- What you have to do -
The listing below is to be output in its exact form.

= = = =

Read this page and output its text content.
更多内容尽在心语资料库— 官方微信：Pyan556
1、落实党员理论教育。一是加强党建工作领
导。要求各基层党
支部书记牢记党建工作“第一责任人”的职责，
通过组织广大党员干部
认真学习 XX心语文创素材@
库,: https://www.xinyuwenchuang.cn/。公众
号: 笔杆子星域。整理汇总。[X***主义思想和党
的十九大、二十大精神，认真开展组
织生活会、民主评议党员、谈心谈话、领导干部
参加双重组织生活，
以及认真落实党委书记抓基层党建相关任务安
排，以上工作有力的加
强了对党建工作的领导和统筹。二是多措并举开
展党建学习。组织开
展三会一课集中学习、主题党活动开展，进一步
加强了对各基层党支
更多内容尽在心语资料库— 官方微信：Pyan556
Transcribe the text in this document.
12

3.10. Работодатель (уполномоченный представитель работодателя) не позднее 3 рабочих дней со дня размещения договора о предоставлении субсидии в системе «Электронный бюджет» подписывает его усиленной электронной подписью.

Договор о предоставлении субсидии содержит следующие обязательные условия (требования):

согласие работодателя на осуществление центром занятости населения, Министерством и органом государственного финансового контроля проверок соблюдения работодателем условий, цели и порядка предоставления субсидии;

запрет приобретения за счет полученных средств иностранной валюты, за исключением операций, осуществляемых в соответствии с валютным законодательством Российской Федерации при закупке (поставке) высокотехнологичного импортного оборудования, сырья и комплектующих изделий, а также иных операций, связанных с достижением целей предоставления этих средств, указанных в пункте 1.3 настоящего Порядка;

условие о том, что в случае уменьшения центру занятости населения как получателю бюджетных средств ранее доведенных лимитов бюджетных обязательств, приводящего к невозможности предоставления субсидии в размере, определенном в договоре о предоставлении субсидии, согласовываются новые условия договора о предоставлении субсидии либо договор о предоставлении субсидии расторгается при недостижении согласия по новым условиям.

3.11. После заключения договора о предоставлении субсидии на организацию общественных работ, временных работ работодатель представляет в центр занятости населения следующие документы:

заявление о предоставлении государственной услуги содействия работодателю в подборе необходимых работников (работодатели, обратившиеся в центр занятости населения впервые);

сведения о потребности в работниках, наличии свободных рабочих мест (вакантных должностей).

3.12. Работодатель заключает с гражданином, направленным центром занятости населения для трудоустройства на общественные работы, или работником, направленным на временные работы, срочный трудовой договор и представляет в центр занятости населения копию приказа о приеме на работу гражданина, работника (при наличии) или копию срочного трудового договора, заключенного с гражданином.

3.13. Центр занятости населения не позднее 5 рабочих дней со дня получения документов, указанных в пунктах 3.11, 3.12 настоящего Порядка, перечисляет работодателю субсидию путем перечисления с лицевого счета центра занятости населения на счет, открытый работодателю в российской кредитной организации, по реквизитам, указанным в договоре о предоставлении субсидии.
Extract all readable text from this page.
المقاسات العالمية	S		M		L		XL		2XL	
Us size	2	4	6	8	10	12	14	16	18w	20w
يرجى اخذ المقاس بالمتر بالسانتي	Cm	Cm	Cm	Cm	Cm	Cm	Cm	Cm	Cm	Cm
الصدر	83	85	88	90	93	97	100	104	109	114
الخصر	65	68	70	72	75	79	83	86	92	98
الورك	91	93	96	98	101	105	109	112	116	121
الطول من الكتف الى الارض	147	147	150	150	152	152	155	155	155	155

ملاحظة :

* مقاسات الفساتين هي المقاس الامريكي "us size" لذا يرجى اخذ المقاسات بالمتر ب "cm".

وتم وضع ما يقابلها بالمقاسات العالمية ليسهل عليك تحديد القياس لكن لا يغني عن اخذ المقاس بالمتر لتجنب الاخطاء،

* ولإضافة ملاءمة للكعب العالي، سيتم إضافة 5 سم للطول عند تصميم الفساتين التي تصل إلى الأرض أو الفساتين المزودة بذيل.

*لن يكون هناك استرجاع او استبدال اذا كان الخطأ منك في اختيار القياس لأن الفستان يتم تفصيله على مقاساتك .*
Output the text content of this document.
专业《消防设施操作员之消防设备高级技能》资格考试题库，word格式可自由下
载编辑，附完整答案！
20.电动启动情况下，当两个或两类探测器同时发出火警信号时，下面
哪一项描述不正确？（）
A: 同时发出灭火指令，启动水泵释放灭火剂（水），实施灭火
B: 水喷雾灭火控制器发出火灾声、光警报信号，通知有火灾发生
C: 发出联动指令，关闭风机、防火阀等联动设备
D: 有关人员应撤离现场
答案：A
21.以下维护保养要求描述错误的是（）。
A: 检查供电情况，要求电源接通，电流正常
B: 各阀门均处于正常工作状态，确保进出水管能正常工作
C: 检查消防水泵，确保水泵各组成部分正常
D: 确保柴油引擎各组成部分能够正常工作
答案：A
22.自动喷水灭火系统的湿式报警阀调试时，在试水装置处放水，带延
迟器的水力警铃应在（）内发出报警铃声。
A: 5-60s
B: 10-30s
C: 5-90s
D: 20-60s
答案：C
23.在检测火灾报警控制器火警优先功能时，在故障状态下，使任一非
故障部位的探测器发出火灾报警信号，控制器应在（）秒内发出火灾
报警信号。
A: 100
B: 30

= = = =

- Exercise solution -
Read this page and output its text content.
更多内容尽在心语资料库— 官方微信：Pyan556
1、落实党员理论教育。一是加强党建工作领
导。要求各基层党
支部书记牢记党建工作“第一责任人”的职责，
通过组织广大党员干部
认真学习 XX心语文创素材@
库,: https://www.xinyuwenchuang.cn/。公众
号: 笔杆子星域。整理汇总。[X***主义思想和党
的十九大、二十大精神，认真开展组
织生活会、民主评议党员、谈心谈话、领导干部
参加双重组织生活，
以及认真落实党委书记抓基层党建相关任务安
排，以上工作有力的加
强了对党建工作的领导和统筹。二是多措并举开
展党建学习。组织开
展三会一课集中学习、主题党活动开展，进一步
加强了对各基层党支
更多内容尽在心语资料库— 官方微信：Pyan556
Transcribe the text in this document.
12

3.10. Работодатель (уполномоченный представитель работодателя) не позднее 3 рабочих дней со дня размещения договора о предоставлении субсидии в системе «Электронный бюджет» подписывает его усиленной электронной подписью.

Договор о предоставлении субсидии содержит следующие обязательные условия (требования):

согласие работодателя на осуществление центром занятости населения, Министерством и органом государственного финансового контроля проверок соблюдения работодателем условий, цели и порядка предоставления субсидии;

запрет приобретения за счет полученных средств иностранной валюты, за исключением операций, осуществляемых в соответствии с валютным законодательством Российской Федерации при закупке (поставке) высокотехнологичного импортного оборудования, сырья и комплектующих изделий, а также иных операций, связанных с достижением целей предоставления этих средств, указанных в пункте 1.3 настоящего Порядка;

условие о том, что в случае уменьшения центру занятости населения как получателю бюджетных средств ранее доведенных лимитов бюджетных обязательств, приводящего к невозможности предоставления субсидии в размере, определенном в договоре о предоставлении субсидии, согласовываются новые условия договора о предоставлении субсидии либо договор о предоставлении субсидии расторгается при недостижении согласия по новым условиям.

3.11. После заключения договора о предоставлении субсидии на организацию общественных работ, временных работ работодатель представляет в центр занятости населения следующие документы:

заявление о предоставлении государственной услуги содействия работодателю в подборе необходимых работников (работодатели, обратившиеся в центр занятости населения впервые);

сведения о потребности в работниках, наличии свободных рабочих мест (вакантных должностей).

3.12. Работодатель заключает с гражданином, направленным центром занятости населения для трудоустройства на общественные работы, или работником, направленным на временные работы, срочный трудовой договор и представляет в центр занятости населения копию приказа о приеме на работу гражданина, работника (при наличии) или копию срочного трудового договора, заключенного с гражданином.

3.13. Центр занятости населения не позднее 5 рабочих дней со дня получения документов, указанных в пунктах 3.11, 3.12 настоящего Порядка, перечисляет работодателю субсидию путем перечисления с лицевого счета центра занятости населения на счет, открытый работодателю в российской кредитной организации, по реквизитам, указанным в договоре о предоставлении субсидии.
Extract all readable text from this page.
المقاسات العالمية	S		M		L		XL		2XL	
Us size	2	4	6	8	10	12	14	16	18w	20w
يرجى اخذ المقاس بالمتر بالسانتي	Cm	Cm	Cm	Cm	Cm	Cm	Cm	Cm	Cm	Cm
الصدر	83	85	88	90	93	97	100	104	109	114
الخصر	65	68	70	72	75	79	83	86	92	98
الورك	91	93	96	98	101	105	109	112	116	121
الطول من الكتف الى الارض	147	147	150	150	152	152	155	155	155	155

ملاحظة :

* مقاسات الفساتين هي المقاس الامريكي "us size" لذا يرجى اخذ المقاسات بالمتر ب "cm".

وتم وضع ما يقابلها بالمقاسات العالمية ليسهل عليك تحديد القياس لكن لا يغني عن اخذ المقاس بالمتر لتجنب الاخطاء،

* ولإضافة ملاءمة للكعب العالي، سيتم إضافة 5 سم للطول عند تصميم الفساتين التي تصل إلى الأرض أو الفساتين المزودة بذيل.

*لن يكون هناك استرجاع او استبدال اذا كان الخطأ منك في اختيار القياس لأن الفستان يتم تفصيله على مقاساتك .*
Output the text content of this document.
专业《消防设施操作员之消防设备高级技能》资格考试题库，word格式可自由下
载编辑，附完整答案！
20.电动启动情况下，当两个或两类探测器同时发出火警信号时，下面
哪一项描述不正确？（）
A: 同时发出灭火指令，启动水泵释放灭火剂（水），实施灭火
B: 水喷雾灭火控制器发出火灾声、光警报信号，通知有火灾发生
C: 发出联动指令，关闭风机、防火阀等联动设备
D: 有关人员应撤离现场
答案：A
21.以下维护保养要求描述错误的是（）。
A: 检查供电情况，要求电源接通，电流正常
B: 各阀门均处于正常工作状态，确保进出水管能正常工作
C: 检查消防水泵，确保水泵各组成部分正常
D: 确保柴油引擎各组成部分能够正常工作
答案：A
22.自动喷水灭火系统的湿式报警阀调试时，在试水装置处放水，带延
迟器的水力警铃应在（）内发出报警铃声。
A: 5-60s
B: 10-30s
C: 5-90s
D: 20-60s
答案：C
23.在检测火灾报警控制器火警优先功能时，在故障状态下，使任一非
故障部位的探测器发出火灾报警信号，控制器应在（）秒内发出火灾
报警信号。
A: 100
B: 30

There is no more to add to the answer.